Below is a block of records; repeat all of them exactly.

⟨

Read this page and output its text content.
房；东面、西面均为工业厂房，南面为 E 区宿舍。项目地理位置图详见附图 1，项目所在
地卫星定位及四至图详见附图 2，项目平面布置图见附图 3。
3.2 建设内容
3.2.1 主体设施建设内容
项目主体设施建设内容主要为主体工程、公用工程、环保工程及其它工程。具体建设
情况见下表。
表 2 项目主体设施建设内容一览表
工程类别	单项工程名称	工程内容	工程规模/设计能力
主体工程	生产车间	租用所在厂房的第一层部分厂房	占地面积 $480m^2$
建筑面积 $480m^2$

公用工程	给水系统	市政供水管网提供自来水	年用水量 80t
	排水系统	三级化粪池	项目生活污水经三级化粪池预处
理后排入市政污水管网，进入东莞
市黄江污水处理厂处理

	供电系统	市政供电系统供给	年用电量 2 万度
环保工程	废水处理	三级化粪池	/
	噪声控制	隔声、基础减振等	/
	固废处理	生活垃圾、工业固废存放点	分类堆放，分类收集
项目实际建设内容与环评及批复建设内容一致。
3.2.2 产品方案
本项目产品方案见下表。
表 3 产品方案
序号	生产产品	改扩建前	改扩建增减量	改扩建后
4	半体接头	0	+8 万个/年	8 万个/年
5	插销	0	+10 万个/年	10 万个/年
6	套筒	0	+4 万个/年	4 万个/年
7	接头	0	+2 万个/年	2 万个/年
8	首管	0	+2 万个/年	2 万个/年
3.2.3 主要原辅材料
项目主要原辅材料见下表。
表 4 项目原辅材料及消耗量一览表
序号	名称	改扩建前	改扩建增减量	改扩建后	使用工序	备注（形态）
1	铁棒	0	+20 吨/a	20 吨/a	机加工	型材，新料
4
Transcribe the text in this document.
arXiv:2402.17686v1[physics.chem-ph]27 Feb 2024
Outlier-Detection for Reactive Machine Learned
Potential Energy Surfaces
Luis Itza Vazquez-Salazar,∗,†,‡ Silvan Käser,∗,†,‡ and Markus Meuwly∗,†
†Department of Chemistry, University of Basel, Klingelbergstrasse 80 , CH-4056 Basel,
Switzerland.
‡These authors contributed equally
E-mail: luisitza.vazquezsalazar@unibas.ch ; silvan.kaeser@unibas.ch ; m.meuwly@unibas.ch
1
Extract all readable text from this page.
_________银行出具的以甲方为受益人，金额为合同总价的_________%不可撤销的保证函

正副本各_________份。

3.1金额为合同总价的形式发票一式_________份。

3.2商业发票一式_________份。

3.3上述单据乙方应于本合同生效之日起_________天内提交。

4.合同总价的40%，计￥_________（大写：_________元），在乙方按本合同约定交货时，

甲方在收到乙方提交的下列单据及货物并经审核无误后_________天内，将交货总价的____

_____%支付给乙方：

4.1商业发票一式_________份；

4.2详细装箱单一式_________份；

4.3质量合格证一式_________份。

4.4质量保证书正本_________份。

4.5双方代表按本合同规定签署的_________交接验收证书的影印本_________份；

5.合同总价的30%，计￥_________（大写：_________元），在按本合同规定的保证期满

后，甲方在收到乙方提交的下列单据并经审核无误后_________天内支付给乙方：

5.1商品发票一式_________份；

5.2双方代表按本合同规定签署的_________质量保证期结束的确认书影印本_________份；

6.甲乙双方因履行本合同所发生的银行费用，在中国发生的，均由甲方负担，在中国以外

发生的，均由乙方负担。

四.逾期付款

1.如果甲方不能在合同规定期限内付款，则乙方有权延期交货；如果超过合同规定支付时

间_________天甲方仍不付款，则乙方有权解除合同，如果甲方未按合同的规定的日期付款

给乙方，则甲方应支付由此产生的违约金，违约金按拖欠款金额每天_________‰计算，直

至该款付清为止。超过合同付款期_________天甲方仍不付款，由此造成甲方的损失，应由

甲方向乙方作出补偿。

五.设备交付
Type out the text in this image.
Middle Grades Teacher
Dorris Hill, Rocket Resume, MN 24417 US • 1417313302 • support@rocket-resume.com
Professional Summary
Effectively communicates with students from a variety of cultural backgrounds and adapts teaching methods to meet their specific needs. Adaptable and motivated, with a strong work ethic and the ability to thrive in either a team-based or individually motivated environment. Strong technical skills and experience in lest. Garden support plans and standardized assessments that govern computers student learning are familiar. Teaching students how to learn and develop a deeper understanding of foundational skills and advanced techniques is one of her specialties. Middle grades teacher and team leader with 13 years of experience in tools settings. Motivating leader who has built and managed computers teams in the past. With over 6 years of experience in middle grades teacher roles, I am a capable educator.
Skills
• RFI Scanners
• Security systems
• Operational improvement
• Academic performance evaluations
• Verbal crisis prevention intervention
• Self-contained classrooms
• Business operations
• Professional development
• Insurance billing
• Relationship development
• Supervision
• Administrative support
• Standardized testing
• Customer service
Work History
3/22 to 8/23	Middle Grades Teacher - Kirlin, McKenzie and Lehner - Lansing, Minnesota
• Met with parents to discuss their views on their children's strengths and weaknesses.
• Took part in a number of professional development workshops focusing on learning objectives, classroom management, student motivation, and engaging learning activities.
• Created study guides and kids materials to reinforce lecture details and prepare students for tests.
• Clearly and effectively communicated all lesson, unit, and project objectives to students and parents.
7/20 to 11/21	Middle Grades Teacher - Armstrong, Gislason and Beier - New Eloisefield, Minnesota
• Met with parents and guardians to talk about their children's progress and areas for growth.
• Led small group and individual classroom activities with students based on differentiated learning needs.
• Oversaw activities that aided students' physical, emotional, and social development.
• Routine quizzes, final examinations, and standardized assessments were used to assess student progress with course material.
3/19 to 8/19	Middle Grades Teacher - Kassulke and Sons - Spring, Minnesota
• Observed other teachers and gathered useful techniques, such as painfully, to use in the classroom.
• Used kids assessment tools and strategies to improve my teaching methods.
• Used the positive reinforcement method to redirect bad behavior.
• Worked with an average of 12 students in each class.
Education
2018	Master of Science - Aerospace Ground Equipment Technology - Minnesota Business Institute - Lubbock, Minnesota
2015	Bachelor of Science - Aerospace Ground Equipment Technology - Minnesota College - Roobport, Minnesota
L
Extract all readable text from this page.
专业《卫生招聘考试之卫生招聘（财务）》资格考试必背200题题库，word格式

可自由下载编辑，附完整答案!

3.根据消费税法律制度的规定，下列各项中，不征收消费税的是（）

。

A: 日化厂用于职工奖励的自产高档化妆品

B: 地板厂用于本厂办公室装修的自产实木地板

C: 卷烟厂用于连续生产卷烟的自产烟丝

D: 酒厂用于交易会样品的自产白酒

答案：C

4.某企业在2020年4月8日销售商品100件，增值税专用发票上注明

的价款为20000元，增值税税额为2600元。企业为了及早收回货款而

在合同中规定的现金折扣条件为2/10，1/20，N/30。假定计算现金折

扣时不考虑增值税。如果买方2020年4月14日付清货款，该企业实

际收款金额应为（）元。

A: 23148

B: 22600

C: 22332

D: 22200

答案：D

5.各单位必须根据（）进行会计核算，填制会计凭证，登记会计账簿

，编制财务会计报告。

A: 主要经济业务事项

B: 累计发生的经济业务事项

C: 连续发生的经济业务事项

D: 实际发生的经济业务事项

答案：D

⟩

> SOLUTION TO THIS PROBLEM
Read this page and output its text content.
房；东面、西面均为工业厂房，南面为 E 区宿舍。项目地理位置图详见附图 1，项目所在
地卫星定位及四至图详见附图 2，项目平面布置图见附图 3。
3.2 建设内容
3.2.1 主体设施建设内容
项目主体设施建设内容主要为主体工程、公用工程、环保工程及其它工程。具体建设
情况见下表。
表 2 项目主体设施建设内容一览表
工程类别	单项工程名称	工程内容	工程规模/设计能力
主体工程	生产车间	租用所在厂房的第一层部分厂房	占地面积 $480m^2$
建筑面积 $480m^2$

公用工程	给水系统	市政供水管网提供自来水	年用水量 80t
	排水系统	三级化粪池	项目生活污水经三级化粪池预处
理后排入市政污水管网，进入东莞
市黄江污水处理厂处理

	供电系统	市政供电系统供给	年用电量 2 万度
环保工程	废水处理	三级化粪池	/
	噪声控制	隔声、基础减振等	/
	固废处理	生活垃圾、工业固废存放点	分类堆放，分类收集
项目实际建设内容与环评及批复建设内容一致。
3.2.2 产品方案
本项目产品方案见下表。
表 3 产品方案
序号	生产产品	改扩建前	改扩建增减量	改扩建后
4	半体接头	0	+8 万个/年	8 万个/年
5	插销	0	+10 万个/年	10 万个/年
6	套筒	0	+4 万个/年	4 万个/年
7	接头	0	+2 万个/年	2 万个/年
8	首管	0	+2 万个/年	2 万个/年
3.2.3 主要原辅材料
项目主要原辅材料见下表。
表 4 项目原辅材料及消耗量一览表
序号	名称	改扩建前	改扩建增减量	改扩建后	使用工序	备注（形态）
1	铁棒	0	+20 吨/a	20 吨/a	机加工	型材，新料
4
Transcribe the text in this document.
arXiv:2402.17686v1[physics.chem-ph]27 Feb 2024
Outlier-Detection for Reactive Machine Learned
Potential Energy Surfaces
Luis Itza Vazquez-Salazar,∗,†,‡ Silvan Käser,∗,†,‡ and Markus Meuwly∗,†
†Department of Chemistry, University of Basel, Klingelbergstrasse 80 , CH-4056 Basel,
Switzerland.
‡These authors contributed equally
E-mail: luisitza.vazquezsalazar@unibas.ch ; silvan.kaeser@unibas.ch ; m.meuwly@unibas.ch
1
Extract all readable text from this page.
_________银行出具的以甲方为受益人，金额为合同总价的_________%不可撤销的保证函

正副本各_________份。

3.1金额为合同总价的形式发票一式_________份。

3.2商业发票一式_________份。

3.3上述单据乙方应于本合同生效之日起_________天内提交。

4.合同总价的40%，计￥_________（大写：_________元），在乙方按本合同约定交货时，

甲方在收到乙方提交的下列单据及货物并经审核无误后_________天内，将交货总价的____

_____%支付给乙方：

4.1商业发票一式_________份；

4.2详细装箱单一式_________份；

4.3质量合格证一式_________份。

4.4质量保证书正本_________份。

4.5双方代表按本合同规定签署的_________交接验收证书的影印本_________份；

5.合同总价的30%，计￥_________（大写：_________元），在按本合同规定的保证期满

后，甲方在收到乙方提交的下列单据并经审核无误后_________天内支付给乙方：

5.1商品发票一式_________份；

5.2双方代表按本合同规定签署的_________质量保证期结束的确认书影印本_________份；

6.甲乙双方因履行本合同所发生的银行费用，在中国发生的，均由甲方负担，在中国以外

发生的，均由乙方负担。

四.逾期付款

1.如果甲方不能在合同规定期限内付款，则乙方有权延期交货；如果超过合同规定支付时

间_________天甲方仍不付款，则乙方有权解除合同，如果甲方未按合同的规定的日期付款

给乙方，则甲方应支付由此产生的违约金，违约金按拖欠款金额每天_________‰计算，直

至该款付清为止。超过合同付款期_________天甲方仍不付款，由此造成甲方的损失，应由

甲方向乙方作出补偿。

五.设备交付
Type out the text in this image.
Middle Grades Teacher
Dorris Hill, Rocket Resume, MN 24417 US • 1417313302 • support@rocket-resume.com
Professional Summary
Effectively communicates with students from a variety of cultural backgrounds and adapts teaching methods to meet their specific needs. Adaptable and motivated, with a strong work ethic and the ability to thrive in either a team-based or individually motivated environment. Strong technical skills and experience in lest. Garden support plans and standardized assessments that govern computers student learning are familiar. Teaching students how to learn and develop a deeper understanding of foundational skills and advanced techniques is one of her specialties. Middle grades teacher and team leader with 13 years of experience in tools settings. Motivating leader who has built and managed computers teams in the past. With over 6 years of experience in middle grades teacher roles, I am a capable educator.
Skills
• RFI Scanners
• Security systems
• Operational improvement
• Academic performance evaluations
• Verbal crisis prevention intervention
• Self-contained classrooms
• Business operations
• Professional development
• Insurance billing
• Relationship development
• Supervision
• Administrative support
• Standardized testing
• Customer service
Work History
3/22 to 8/23	Middle Grades Teacher - Kirlin, McKenzie and Lehner - Lansing, Minnesota
• Met with parents to discuss their views on their children's strengths and weaknesses.
• Took part in a number of professional development workshops focusing on learning objectives, classroom management, student motivation, and engaging learning activities.
• Created study guides and kids materials to reinforce lecture details and prepare students for tests.
• Clearly and effectively communicated all lesson, unit, and project objectives to students and parents.
7/20 to 11/21	Middle Grades Teacher - Armstrong, Gislason and Beier - New Eloisefield, Minnesota
• Met with parents and guardians to talk about their children's progress and areas for growth.
• Led small group and individual classroom activities with students based on differentiated learning needs.
• Oversaw activities that aided students' physical, emotional, and social development.
• Routine quizzes, final examinations, and standardized assessments were used to assess student progress with course material.
3/19 to 8/19	Middle Grades Teacher - Kassulke and Sons - Spring, Minnesota
• Observed other teachers and gathered useful techniques, such as painfully, to use in the classroom.
• Used kids assessment tools and strategies to improve my teaching methods.
• Used the positive reinforcement method to redirect bad behavior.
• Worked with an average of 12 students in each class.
Education
2018	Master of Science - Aerospace Ground Equipment Technology - Minnesota Business Institute - Lubbock, Minnesota
2015	Bachelor of Science - Aerospace Ground Equipment Technology - Minnesota College - Roobport, Minnesota
L
Extract all readable text from this page.
专业《卫生招聘考试之卫生招聘（财务）》资格考试必背200题题库，word格式

可自由下载编辑，附完整答案!

3.根据消费税法律制度的规定，下列各项中，不征收消费税的是（）

。

A: 日化厂用于职工奖励的自产高档化妆品

B: 地板厂用于本厂办公室装修的自产实木地板

C: 卷烟厂用于连续生产卷烟的自产烟丝

D: 酒厂用于交易会样品的自产白酒

答案：C

4.某企业在2020年4月8日销售商品100件，增值税专用发票上注明

的价款为20000元，增值税税额为2600元。企业为了及早收回货款而

在合同中规定的现金折扣条件为2/10，1/20，N/30。假定计算现金折

扣时不考虑增值税。如果买方2020年4月14日付清货款，该企业实

际收款金额应为（）元。

A: 23148

B: 22600

C: 22332

D: 22200

答案：D

5.各单位必须根据（）进行会计核算，填制会计凭证，登记会计账簿

，编制财务会计报告。

A: 主要经济业务事项

B: 累计发生的经济业务事项

C: 连续发生的经济业务事项

D: 实际发生的经济业务事项

答案：D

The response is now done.